*Task brief:*
Reproduce each line exactly. Skip none.

══ Source data

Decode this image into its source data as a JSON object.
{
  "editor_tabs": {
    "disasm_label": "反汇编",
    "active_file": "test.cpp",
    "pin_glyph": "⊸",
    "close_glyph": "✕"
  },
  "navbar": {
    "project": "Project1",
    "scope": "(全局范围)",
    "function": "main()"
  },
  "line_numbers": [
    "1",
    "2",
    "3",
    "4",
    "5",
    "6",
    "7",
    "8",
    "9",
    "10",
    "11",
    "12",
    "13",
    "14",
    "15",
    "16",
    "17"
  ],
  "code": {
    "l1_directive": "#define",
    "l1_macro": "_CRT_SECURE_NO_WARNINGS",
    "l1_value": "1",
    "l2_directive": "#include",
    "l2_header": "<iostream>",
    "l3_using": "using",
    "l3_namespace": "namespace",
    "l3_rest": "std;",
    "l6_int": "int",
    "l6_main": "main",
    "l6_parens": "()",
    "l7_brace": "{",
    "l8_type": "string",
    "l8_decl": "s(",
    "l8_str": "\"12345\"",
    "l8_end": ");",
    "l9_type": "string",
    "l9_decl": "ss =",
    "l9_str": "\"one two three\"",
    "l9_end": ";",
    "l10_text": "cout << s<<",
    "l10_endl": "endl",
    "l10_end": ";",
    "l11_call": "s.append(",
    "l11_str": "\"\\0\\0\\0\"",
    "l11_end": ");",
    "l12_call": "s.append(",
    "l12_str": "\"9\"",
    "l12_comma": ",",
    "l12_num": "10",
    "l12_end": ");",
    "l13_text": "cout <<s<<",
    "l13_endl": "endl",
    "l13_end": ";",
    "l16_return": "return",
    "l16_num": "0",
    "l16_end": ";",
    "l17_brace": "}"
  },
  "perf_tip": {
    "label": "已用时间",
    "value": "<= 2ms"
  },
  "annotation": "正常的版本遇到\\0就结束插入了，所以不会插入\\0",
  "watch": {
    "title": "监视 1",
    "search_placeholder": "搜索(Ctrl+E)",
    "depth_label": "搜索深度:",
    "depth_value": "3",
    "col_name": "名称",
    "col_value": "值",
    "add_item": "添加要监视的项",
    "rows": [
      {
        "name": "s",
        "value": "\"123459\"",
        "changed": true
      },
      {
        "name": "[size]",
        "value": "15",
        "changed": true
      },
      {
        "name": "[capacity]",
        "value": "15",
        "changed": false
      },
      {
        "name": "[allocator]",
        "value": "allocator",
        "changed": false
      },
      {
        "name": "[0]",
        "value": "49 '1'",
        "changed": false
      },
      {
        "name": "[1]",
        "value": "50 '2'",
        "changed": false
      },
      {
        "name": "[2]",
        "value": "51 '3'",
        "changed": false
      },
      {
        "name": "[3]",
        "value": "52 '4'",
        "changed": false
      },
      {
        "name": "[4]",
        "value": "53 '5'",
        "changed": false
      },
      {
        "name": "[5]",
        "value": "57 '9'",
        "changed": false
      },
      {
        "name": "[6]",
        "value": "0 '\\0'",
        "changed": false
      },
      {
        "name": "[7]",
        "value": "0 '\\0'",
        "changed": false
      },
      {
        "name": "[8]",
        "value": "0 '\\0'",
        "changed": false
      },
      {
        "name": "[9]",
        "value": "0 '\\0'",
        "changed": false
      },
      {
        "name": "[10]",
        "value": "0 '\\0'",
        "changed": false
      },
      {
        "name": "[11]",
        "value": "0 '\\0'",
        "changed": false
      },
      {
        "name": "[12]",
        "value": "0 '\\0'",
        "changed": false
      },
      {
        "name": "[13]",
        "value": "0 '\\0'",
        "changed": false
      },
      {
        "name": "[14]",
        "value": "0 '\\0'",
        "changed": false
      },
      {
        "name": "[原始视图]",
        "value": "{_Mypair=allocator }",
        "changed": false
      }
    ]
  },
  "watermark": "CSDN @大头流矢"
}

════

*Task response:*
Decode this image into its source data as a JSON object.
{
  "editor_tabs": {
    "disasm_label": "反汇编",
    "active_file": "test.cpp",
    "pin_glyph": "⊸",
    "close_glyph": "✕"
  },
  "navbar": {
    "project": "Project1",
    "scope": "(全局范围)",
    "function": "main()"
  },
  "line_numbers": [
    "1",
    "2",
    "3",
    "4",
    "5",
    "6",
    "7",
    "8",
    "9",
    "10",
    "11",
    "12",
    "13",
    "14",
    "15",
    "16",
    "17"
  ],
  "code": {
    "l1_directive": "#define",
    "l1_macro": "_CRT_SECURE_NO_WARNINGS",
    "l1_value": "1",
    "l2_directive": "#include",
    "l2_header": "<iostream>",
    "l3_using": "using",
    "l3_namespace": "namespace",
    "l3_rest": "std;",
    "l6_int": "int",
    "l6_main": "main",
    "l6_parens": "()",
    "l7_brace": "{",
    "l8_type": "string",
    "l8_decl": "s(",
    "l8_str": "\"12345\"",
    "l8_end": ");",
    "l9_type": "string",
    "l9_decl": "ss =",
    "l9_str": "\"one two three\"",
    "l9_end": ";",
    "l10_text": "cout << s<<",
    "l10_endl": "endl",
    "l10_end": ";",
    "l11_call": "s.append(",
    "l11_str": "\"\\0\\0\\0\"",
    "l11_end": ");",
    "l12_call": "s.append(",
    "l12_str": "\"9\"",
    "l12_comma": ",",
    "l12_num": "10",
    "l12_end": ");",
    "l13_text": "cout <<s<<",
    "l13_endl": "endl",
    "l13_end": ";",
    "l16_return": "return",
    "l16_num": "0",
    "l16_end": ";",
    "l17_brace": "}"
  },
  "perf_tip": {
    "label": "已用时间",
    "value": "<= 2ms"
  },
  "annotation": "正常的版本遇到\\0就结束插入了，所以不会插入\\0",
  "watch": {
    "title": "监视 1",
    "search_placeholder": "搜索(Ctrl+E)",
    "depth_label": "搜索深度:",
    "depth_value": "3",
    "col_name": "名称",
    "col_value": "值",
    "add_item": "添加要监视的项",
    "rows": [
      {
        "name": "s",
        "value": "\"123459\"",
        "changed": true
      },
      {
        "name": "[size]",
        "value": "15",
        "changed": true
      },
      {
        "name": "[capacity]",
        "value": "15",
        "changed": false
      },
      {
        "name": "[allocator]",
        "value": "allocator",
        "changed": false
      },
      {
        "name": "[0]",
        "value": "49 '1'",
        "changed": false
      },
      {
        "name": "[1]",
        "value": "50 '2'",
        "changed": false
      },
      {
        "name": "[2]",
        "value": "51 '3'",
        "changed": false
      },
      {
        "name": "[3]",
        "value": "52 '4'",
        "changed": false
      },
      {
        "name": "[4]",
        "value": "53 '5'",
        "changed": false
      },
      {
        "name": "[5]",
        "value": "57 '9'",
        "changed": false
      },
      {
        "name": "[6]",
        "value": "0 '\\0'",
        "changed": false
      },
      {
        "name": "[7]",
        "value": "0 '\\0'",
        "changed": false
      },
      {
        "name": "[8]",
        "value": "0 '\\0'",
        "changed": false
      },
      {
        "name": "[9]",
        "value": "0 '\\0'",
        "changed": false
      },
      {
        "name": "[10]",
        "value": "0 '\\0'",
        "changed": false
      },
      {
        "name": "[11]",
        "value": "0 '\\0'",
        "changed": false
      },
      {
        "name": "[12]",
        "value": "0 '\\0'",
        "changed": false
      },
      {
        "name": "[13]",
        "value": "0 '\\0'",
        "changed": false
      },
      {
        "name": "[14]",
        "value": "0 '\\0'",
        "changed": false
      },
      {
        "name": "[原始视图]",
        "value": "{_Mypair=allocator }",
        "changed": false
      }
    ]
  },
  "watermark": "CSDN @大头流矢"
}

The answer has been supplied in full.